> [Set exercise]
From the line containing "Convert this document image to plain text." through the last line of the data, return those lines exactly as written and nothing more.

== == ==

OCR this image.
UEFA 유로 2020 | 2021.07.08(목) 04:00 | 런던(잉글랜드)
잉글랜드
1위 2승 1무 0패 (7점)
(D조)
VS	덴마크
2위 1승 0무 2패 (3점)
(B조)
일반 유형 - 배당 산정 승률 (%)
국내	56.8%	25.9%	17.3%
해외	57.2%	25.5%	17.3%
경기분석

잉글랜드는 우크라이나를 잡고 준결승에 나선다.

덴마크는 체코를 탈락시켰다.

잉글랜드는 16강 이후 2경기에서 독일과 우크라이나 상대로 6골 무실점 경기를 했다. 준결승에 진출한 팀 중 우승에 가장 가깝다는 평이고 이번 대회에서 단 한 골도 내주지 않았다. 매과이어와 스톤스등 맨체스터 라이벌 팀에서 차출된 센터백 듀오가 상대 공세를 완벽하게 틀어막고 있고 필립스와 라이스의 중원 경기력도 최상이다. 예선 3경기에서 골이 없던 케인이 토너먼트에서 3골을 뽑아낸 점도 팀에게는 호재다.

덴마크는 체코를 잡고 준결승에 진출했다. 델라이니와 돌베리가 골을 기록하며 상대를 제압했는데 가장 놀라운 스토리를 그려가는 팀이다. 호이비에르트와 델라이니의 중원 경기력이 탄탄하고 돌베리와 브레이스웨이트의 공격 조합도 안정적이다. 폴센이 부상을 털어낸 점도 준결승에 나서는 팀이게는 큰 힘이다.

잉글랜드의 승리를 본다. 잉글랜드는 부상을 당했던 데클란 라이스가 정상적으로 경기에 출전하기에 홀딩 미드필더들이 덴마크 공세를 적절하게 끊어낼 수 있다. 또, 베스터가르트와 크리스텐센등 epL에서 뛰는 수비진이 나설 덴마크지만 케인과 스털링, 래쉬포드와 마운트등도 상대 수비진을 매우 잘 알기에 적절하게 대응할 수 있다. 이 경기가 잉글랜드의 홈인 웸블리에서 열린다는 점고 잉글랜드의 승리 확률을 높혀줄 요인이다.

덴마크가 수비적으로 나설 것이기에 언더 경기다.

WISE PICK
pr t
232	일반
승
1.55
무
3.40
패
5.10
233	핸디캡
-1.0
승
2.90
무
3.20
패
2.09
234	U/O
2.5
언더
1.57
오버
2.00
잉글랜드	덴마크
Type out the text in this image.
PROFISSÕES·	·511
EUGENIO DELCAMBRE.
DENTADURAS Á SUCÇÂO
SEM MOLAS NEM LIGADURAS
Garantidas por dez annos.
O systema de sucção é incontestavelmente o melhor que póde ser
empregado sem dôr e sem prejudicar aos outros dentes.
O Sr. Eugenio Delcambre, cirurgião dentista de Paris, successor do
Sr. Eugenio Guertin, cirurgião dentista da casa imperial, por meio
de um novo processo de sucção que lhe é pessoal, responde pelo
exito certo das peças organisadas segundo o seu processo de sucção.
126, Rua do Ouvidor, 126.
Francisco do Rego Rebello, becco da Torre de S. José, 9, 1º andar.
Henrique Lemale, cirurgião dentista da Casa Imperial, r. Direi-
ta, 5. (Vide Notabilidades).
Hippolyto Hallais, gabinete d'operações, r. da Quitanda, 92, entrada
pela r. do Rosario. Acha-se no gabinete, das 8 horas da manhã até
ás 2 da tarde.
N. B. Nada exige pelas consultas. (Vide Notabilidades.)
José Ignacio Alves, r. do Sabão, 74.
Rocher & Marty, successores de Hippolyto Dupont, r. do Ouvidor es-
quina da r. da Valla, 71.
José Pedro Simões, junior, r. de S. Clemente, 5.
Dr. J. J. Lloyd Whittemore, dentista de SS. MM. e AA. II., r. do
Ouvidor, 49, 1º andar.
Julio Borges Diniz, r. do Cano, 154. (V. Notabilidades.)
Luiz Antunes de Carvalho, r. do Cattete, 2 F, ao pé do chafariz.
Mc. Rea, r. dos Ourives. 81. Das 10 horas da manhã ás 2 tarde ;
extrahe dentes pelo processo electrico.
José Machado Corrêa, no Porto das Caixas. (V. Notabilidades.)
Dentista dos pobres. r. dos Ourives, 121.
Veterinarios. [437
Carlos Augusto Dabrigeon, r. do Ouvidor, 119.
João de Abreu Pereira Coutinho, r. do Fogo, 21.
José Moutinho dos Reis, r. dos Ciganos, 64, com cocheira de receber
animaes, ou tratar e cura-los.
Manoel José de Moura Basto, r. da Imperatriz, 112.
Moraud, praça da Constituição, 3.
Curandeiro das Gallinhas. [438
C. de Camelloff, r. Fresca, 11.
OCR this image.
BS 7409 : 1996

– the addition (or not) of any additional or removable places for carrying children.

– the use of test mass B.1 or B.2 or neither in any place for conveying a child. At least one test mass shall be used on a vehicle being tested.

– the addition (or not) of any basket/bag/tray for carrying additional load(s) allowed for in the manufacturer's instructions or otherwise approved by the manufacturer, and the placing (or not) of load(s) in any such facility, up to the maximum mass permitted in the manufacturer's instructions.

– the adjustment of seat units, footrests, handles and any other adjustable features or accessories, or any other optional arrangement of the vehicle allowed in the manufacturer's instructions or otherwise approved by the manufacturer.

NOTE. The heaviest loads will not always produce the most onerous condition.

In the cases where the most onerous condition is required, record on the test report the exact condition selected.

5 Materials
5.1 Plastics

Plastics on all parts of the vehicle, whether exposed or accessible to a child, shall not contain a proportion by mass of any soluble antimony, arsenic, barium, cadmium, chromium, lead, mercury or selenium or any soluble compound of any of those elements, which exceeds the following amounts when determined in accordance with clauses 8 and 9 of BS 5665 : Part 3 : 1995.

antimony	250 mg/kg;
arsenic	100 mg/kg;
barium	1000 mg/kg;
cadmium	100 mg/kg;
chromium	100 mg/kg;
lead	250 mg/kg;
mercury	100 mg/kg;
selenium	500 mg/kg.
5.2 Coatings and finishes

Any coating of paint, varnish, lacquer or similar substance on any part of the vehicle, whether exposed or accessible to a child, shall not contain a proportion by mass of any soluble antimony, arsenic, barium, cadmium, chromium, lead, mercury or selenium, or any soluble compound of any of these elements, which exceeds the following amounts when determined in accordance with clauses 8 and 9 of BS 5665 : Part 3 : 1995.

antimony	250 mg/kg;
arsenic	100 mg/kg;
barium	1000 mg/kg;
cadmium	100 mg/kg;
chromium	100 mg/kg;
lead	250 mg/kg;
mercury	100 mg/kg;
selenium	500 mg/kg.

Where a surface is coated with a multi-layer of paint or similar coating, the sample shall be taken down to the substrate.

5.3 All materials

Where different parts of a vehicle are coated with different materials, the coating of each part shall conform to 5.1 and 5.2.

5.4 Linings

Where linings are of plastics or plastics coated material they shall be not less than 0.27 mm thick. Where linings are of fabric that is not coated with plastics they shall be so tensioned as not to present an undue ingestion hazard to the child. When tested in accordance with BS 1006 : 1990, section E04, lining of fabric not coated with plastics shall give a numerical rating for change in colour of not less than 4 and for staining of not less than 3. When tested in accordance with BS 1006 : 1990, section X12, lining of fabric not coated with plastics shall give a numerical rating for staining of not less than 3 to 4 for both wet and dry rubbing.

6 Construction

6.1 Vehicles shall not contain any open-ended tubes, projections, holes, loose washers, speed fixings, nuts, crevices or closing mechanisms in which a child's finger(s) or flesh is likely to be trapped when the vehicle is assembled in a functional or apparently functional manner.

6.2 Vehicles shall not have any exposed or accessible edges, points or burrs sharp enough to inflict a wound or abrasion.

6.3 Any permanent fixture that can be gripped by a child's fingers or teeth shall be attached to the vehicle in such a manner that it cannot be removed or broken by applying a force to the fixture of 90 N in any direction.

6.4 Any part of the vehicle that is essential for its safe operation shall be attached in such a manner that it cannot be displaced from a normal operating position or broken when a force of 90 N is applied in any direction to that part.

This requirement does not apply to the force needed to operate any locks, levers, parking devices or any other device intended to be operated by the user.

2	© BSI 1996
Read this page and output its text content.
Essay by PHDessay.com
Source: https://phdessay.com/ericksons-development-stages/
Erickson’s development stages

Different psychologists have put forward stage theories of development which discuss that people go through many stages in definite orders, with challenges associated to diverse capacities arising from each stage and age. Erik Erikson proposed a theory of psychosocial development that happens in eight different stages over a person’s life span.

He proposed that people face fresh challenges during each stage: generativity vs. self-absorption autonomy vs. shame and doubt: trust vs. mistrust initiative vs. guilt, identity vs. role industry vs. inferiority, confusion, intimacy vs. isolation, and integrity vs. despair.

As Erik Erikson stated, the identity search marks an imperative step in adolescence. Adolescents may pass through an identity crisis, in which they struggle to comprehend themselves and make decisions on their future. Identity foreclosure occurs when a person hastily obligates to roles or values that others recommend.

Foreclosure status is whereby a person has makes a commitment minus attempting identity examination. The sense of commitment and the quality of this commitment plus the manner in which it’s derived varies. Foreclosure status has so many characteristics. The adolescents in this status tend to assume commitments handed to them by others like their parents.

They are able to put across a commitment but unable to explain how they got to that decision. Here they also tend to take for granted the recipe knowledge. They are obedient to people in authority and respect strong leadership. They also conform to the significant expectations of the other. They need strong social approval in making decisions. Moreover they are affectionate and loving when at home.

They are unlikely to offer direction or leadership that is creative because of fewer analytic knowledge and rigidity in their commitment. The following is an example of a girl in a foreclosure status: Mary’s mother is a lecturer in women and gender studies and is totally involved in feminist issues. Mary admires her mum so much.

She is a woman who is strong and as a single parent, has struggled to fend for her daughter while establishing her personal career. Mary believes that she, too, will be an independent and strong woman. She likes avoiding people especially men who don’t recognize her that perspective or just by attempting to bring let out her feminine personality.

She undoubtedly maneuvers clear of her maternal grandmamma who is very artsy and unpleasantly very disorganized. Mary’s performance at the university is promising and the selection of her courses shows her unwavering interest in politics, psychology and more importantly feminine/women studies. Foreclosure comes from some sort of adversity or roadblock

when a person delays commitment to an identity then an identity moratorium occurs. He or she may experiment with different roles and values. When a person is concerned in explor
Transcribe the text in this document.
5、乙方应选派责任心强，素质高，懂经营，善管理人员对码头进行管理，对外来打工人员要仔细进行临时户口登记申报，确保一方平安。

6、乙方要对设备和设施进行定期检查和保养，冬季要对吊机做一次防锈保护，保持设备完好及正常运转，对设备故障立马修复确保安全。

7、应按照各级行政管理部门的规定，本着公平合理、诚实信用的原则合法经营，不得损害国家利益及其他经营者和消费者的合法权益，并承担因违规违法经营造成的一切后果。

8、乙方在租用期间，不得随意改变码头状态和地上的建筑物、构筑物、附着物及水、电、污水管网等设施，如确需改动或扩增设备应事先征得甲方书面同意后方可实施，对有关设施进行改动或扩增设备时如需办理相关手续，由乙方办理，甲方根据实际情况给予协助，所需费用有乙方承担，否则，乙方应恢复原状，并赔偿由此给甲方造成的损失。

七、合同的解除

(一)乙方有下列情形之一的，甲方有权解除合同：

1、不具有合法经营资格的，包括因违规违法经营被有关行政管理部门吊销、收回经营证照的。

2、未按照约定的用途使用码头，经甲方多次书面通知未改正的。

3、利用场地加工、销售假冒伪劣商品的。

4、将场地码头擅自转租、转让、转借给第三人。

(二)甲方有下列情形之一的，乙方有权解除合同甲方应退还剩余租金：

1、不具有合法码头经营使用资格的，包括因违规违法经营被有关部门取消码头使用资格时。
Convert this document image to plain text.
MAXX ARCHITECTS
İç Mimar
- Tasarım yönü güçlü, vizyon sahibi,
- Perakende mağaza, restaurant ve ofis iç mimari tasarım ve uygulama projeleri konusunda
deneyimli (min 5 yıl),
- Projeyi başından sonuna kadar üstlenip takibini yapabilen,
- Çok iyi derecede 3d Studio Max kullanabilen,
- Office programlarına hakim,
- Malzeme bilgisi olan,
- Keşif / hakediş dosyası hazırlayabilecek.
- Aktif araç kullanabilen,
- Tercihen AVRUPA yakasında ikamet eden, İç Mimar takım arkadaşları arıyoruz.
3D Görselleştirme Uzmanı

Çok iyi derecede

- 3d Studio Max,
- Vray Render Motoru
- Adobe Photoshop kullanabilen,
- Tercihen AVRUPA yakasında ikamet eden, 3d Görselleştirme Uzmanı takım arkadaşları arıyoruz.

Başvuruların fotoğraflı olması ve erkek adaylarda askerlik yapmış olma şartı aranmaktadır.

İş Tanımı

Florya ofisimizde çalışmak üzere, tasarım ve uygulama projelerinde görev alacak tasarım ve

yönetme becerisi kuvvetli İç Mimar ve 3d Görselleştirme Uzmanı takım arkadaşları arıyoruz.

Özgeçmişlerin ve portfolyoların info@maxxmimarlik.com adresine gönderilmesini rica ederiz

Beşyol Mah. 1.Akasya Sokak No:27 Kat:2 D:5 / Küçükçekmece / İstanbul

== == ==

> [Answer]
Convert this document image to plain text.
MAXX ARCHITECTS
İç Mimar
- Tasarım yönü güçlü, vizyon sahibi,
- Perakende mağaza, restaurant ve ofis iç mimari tasarım ve uygulama projeleri konusunda
deneyimli (min 5 yıl),
- Projeyi başından sonuna kadar üstlenip takibini yapabilen,
- Çok iyi derecede 3d Studio Max kullanabilen,
- Office programlarına hakim,
- Malzeme bilgisi olan,
- Keşif / hakediş dosyası hazırlayabilecek.
- Aktif araç kullanabilen,
- Tercihen AVRUPA yakasında ikamet eden, İç Mimar takım arkadaşları arıyoruz.
3D Görselleştirme Uzmanı

Çok iyi derecede

- 3d Studio Max,
- Vray Render Motoru
- Adobe Photoshop kullanabilen,
- Tercihen AVRUPA yakasında ikamet eden, 3d Görselleştirme Uzmanı takım arkadaşları arıyoruz.

Başvuruların fotoğraflı olması ve erkek adaylarda askerlik yapmış olma şartı aranmaktadır.

İş Tanımı

Florya ofisimizde çalışmak üzere, tasarım ve uygulama projelerinde görev alacak tasarım ve

yönetme becerisi kuvvetli İç Mimar ve 3d Görselleştirme Uzmanı takım arkadaşları arıyoruz.

Özgeçmişlerin ve portfolyoların info@maxxmimarlik.com adresine gönderilmesini rica ederiz

Beşyol Mah. 1.Akasya Sokak No:27 Kat:2 D:5 / Küçükçekmece / İstanbul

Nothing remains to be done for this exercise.